Exercise aim: Exactly repeat all the records below, omitting the images they hold.

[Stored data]
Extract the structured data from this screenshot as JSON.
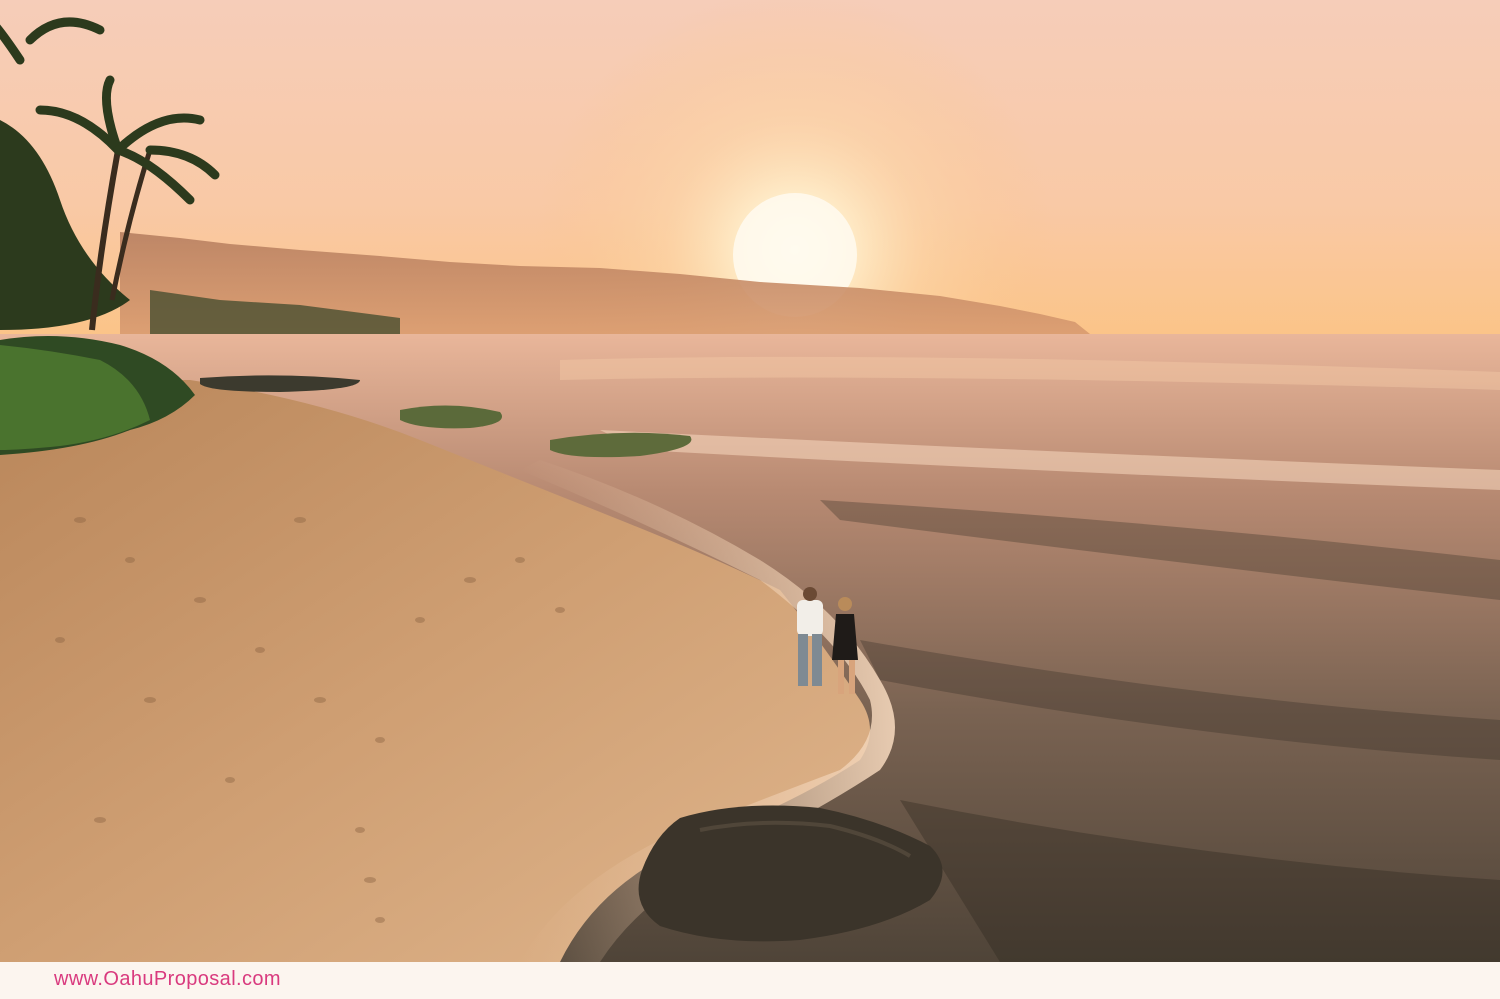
{
  "watermark": {
    "text": "www.OahuProposal.com",
    "color": "#d93a7e"
  },
  "scene": {
    "palette": {
      "sky_top": "#f6cdb9",
      "sky_horizon": "#fbc487",
      "sun": "#fffbe8",
      "mountain": "#c98a62",
      "sea_far": "#e3a98a",
      "sea_near": "#4f4438",
      "sand": "#cf9f73",
      "rock": "#3b342a",
      "foliage": "#2f4a23"
    }
  }
}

Written solution:
Extract the structured data from this screenshot as JSON.
{
  "watermark": {
    "text": "www.OahuProposal.com",
    "color": "#d93a7e"
  },
  "scene": {
    "palette": {
      "sky_top": "#f6cdb9",
      "sky_horizon": "#fbc487",
      "sun": "#fffbe8",
      "mountain": "#c98a62",
      "sea_far": "#e3a98a",
      "sea_near": "#4f4438",
      "sand": "#cf9f73",
      "rock": "#3b342a",
      "foliage": "#2f4a23"
    }
  }
}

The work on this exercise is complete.